** TASK INSTRUCTIONS **
Can you print every record below exactly as written?

** TASK DATA **
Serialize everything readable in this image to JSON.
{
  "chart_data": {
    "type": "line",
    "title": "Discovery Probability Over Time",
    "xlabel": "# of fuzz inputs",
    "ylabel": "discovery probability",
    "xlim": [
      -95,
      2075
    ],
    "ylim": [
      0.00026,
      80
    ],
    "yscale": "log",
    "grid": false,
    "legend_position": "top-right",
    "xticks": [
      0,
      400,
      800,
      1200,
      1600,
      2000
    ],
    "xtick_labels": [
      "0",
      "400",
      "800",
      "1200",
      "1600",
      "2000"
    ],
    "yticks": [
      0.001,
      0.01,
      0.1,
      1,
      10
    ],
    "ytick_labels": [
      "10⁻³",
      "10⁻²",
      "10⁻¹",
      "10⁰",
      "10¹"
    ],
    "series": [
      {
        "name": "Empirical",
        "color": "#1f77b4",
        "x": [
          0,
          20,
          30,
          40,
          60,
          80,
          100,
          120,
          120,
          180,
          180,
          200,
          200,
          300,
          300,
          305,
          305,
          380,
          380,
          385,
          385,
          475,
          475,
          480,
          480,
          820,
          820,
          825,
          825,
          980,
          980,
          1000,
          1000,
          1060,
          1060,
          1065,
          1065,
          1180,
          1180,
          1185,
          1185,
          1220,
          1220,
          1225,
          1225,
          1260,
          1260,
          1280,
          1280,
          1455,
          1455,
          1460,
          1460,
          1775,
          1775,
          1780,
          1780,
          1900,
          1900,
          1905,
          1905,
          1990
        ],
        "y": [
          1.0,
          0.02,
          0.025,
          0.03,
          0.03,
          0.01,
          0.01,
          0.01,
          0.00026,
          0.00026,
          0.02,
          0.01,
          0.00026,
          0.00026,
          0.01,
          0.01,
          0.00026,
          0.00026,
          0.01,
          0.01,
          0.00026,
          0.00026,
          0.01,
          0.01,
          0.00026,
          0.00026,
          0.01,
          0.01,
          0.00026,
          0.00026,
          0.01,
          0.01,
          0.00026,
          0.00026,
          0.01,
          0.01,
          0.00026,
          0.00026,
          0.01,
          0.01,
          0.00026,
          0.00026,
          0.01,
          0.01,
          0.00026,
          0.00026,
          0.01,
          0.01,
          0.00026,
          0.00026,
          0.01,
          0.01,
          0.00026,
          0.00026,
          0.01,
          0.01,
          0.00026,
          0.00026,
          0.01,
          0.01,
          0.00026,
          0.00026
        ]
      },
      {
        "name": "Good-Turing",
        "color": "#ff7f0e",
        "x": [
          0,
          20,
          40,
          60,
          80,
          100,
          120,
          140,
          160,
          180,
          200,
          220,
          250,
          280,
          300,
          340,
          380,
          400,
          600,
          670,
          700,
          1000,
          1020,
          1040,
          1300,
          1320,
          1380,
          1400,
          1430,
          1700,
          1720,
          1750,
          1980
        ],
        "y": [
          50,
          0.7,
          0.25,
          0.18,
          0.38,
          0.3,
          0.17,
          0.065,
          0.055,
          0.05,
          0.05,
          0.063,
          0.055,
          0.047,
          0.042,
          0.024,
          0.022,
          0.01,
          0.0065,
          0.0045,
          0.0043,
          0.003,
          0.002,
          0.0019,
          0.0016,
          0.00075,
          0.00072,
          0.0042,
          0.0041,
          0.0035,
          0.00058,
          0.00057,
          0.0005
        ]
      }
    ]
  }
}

** REPLY **
Serialize everything readable in this image to JSON.
{
  "chart_data": {
    "type": "line",
    "title": "Discovery Probability Over Time",
    "xlabel": "# of fuzz inputs",
    "ylabel": "discovery probability",
    "xlim": [
      -95,
      2075
    ],
    "ylim": [
      0.00026,
      80
    ],
    "yscale": "log",
    "grid": false,
    "legend_position": "top-right",
    "xticks": [
      0,
      400,
      800,
      1200,
      1600,
      2000
    ],
    "xtick_labels": [
      "0",
      "400",
      "800",
      "1200",
      "1600",
      "2000"
    ],
    "yticks": [
      0.001,
      0.01,
      0.1,
      1,
      10
    ],
    "ytick_labels": [
      "10⁻³",
      "10⁻²",
      "10⁻¹",
      "10⁰",
      "10¹"
    ],
    "series": [
      {
        "name": "Empirical",
        "color": "#1f77b4",
        "x": [
          0,
          20,
          30,
          40,
          60,
          80,
          100,
          120,
          120,
          180,
          180,
          200,
          200,
          300,
          300,
          305,
          305,
          380,
          380,
          385,
          385,
          475,
          475,
          480,
          480,
          820,
          820,
          825,
          825,
          980,
          980,
          1000,
          1000,
          1060,
          1060,
          1065,
          1065,
          1180,
          1180,
          1185,
          1185,
          1220,
          1220,
          1225,
          1225,
          1260,
          1260,
          1280,
          1280,
          1455,
          1455,
          1460,
          1460,
          1775,
          1775,
          1780,
          1780,
          1900,
          1900,
          1905,
          1905,
          1990
        ],
        "y": [
          1.0,
          0.02,
          0.025,
          0.03,
          0.03,
          0.01,
          0.01,
          0.01,
          0.00026,
          0.00026,
          0.02,
          0.01,
          0.00026,
          0.00026,
          0.01,
          0.01,
          0.00026,
          0.00026,
          0.01,
          0.01,
          0.00026,
          0.00026,
          0.01,
          0.01,
          0.00026,
          0.00026,
          0.01,
          0.01,
          0.00026,
          0.00026,
          0.01,
          0.01,
          0.00026,
          0.00026,
          0.01,
          0.01,
          0.00026,
          0.00026,
          0.01,
          0.01,
          0.00026,
          0.00026,
          0.01,
          0.01,
          0.00026,
          0.00026,
          0.01,
          0.01,
          0.00026,
          0.00026,
          0.01,
          0.01,
          0.00026,
          0.00026,
          0.01,
          0.01,
          0.00026,
          0.00026,
          0.01,
          0.01,
          0.00026,
          0.00026
        ]
      },
      {
        "name": "Good-Turing",
        "color": "#ff7f0e",
        "x": [
          0,
          20,
          40,
          60,
          80,
          100,
          120,
          140,
          160,
          180,
          200,
          220,
          250,
          280,
          300,
          340,
          380,
          400,
          600,
          670,
          700,
          1000,
          1020,
          1040,
          1300,
          1320,
          1380,
          1400,
          1430,
          1700,
          1720,
          1750,
          1980
        ],
        "y": [
          50,
          0.7,
          0.25,
          0.18,
          0.38,
          0.3,
          0.17,
          0.065,
          0.055,
          0.05,
          0.05,
          0.063,
          0.055,
          0.047,
          0.042,
          0.024,
          0.022,
          0.01,
          0.0065,
          0.0045,
          0.0043,
          0.003,
          0.002,
          0.0019,
          0.0016,
          0.00075,
          0.00072,
          0.0042,
          0.0041,
          0.0035,
          0.00058,
          0.00057,
          0.0005
        ]
      }
    ]
  }
}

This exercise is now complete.